Entries taken from a collection:
--------------------------------------------------

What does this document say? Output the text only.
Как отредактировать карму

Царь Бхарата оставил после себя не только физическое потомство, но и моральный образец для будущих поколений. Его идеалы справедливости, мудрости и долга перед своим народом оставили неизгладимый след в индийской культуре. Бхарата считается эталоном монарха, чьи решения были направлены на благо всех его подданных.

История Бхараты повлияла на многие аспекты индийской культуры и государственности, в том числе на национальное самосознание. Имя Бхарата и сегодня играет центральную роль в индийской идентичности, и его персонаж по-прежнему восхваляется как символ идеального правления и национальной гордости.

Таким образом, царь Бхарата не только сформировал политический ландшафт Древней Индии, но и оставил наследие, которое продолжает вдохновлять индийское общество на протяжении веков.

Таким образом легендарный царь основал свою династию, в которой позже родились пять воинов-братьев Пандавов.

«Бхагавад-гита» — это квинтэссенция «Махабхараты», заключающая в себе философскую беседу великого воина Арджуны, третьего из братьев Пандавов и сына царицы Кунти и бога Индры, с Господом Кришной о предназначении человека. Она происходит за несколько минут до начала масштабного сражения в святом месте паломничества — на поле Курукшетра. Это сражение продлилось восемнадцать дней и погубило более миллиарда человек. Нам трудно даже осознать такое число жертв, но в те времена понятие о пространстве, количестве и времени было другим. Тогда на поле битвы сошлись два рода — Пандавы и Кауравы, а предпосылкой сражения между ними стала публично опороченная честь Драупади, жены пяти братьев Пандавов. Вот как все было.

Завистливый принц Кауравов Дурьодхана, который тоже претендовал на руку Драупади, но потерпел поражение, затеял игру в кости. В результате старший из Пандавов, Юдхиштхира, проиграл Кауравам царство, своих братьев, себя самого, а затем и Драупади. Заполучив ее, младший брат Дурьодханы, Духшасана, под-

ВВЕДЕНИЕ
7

--------------------------------------------------

• _STATED PROBLEM_: Print the material verbatim, all of it.

• _THE COMPLETED TASK_:
What does this document say? Output the text only.
Как отредактировать карму

Царь Бхарата оставил после себя не только физическое потомство, но и моральный образец для будущих поколений. Его идеалы справедливости, мудрости и долга перед своим народом оставили неизгладимый след в индийской культуре. Бхарата считается эталоном монарха, чьи решения были направлены на благо всех его подданных.

История Бхараты повлияла на многие аспекты индийской культуры и государственности, в том числе на национальное самосознание. Имя Бхарата и сегодня играет центральную роль в индийской идентичности, и его персонаж по-прежнему восхваляется как символ идеального правления и национальной гордости.

Таким образом, царь Бхарата не только сформировал политический ландшафт Древней Индии, но и оставил наследие, которое продолжает вдохновлять индийское общество на протяжении веков.

Таким образом легендарный царь основал свою династию, в которой позже родились пять воинов-братьев Пандавов.

«Бхагавад-гита» — это квинтэссенция «Махабхараты», заключающая в себе философскую беседу великого воина Арджуны, третьего из братьев Пандавов и сына царицы Кунти и бога Индры, с Господом Кришной о предназначении человека. Она происходит за несколько минут до начала масштабного сражения в святом месте паломничества — на поле Курукшетра. Это сражение продлилось восемнадцать дней и погубило более миллиарда человек. Нам трудно даже осознать такое число жертв, но в те времена понятие о пространстве, количестве и времени было другим. Тогда на поле битвы сошлись два рода — Пандавы и Кауравы, а предпосылкой сражения между ними стала публично опороченная честь Драупади, жены пяти братьев Пандавов. Вот как все было.

Завистливый принц Кауравов Дурьодхана, который тоже претендовал на руку Драупади, но потерпел поражение, затеял игру в кости. В результате старший из Пандавов, Юдхиштхира, проиграл Кауравам царство, своих братьев, себя самого, а затем и Драупади. Заполучив ее, младший брат Дурьодханы, Духшасана, под-

ВВЕДЕНИЕ
7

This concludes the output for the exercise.